Material:
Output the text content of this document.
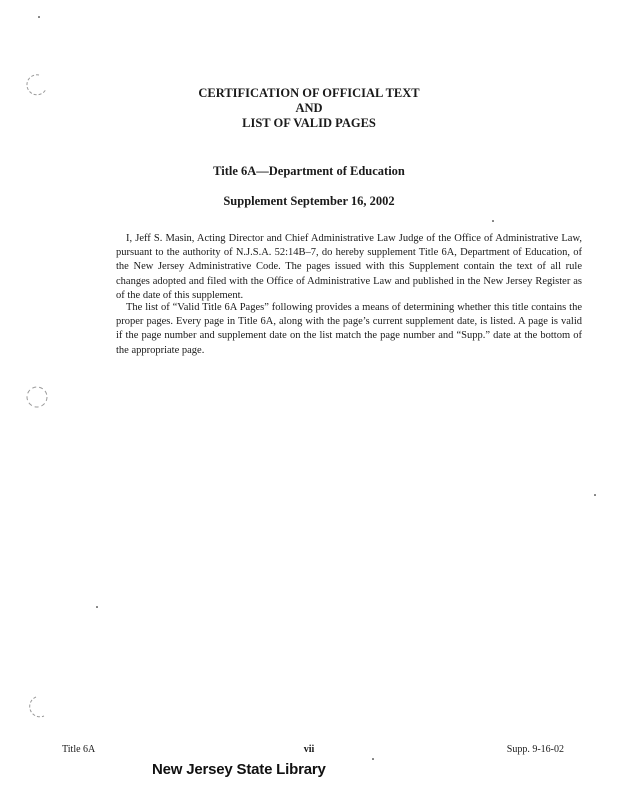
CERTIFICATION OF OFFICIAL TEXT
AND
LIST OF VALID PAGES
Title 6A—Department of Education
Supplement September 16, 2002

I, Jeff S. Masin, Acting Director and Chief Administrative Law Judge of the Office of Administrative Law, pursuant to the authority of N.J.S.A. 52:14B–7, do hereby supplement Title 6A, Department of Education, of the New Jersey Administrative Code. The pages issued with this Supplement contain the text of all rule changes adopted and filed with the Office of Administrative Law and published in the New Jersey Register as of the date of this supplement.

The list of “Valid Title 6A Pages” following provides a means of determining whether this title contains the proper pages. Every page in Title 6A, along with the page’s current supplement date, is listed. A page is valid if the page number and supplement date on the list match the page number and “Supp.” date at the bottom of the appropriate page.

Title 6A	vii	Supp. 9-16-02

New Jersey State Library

Request: Repeat everything in the records precisely. Images are excluded from the copy.

Answer in full:
Output the text content of this document.
CERTIFICATION OF OFFICIAL TEXT
AND
LIST OF VALID PAGES
Title 6A—Department of Education
Supplement September 16, 2002

I, Jeff S. Masin, Acting Director and Chief Administrative Law Judge of the Office of Administrative Law, pursuant to the authority of N.J.S.A. 52:14B–7, do hereby supplement Title 6A, Department of Education, of the New Jersey Administrative Code. The pages issued with this Supplement contain the text of all rule changes adopted and filed with the Office of Administrative Law and published in the New Jersey Register as of the date of this supplement.

The list of “Valid Title 6A Pages” following provides a means of determining whether this title contains the proper pages. Every page in Title 6A, along with the page’s current supplement date, is listed. A page is valid if the page number and supplement date on the list match the page number and “Supp.” date at the bottom of the appropriate page.

Title 6A	vii	Supp. 9-16-02

New Jersey State Library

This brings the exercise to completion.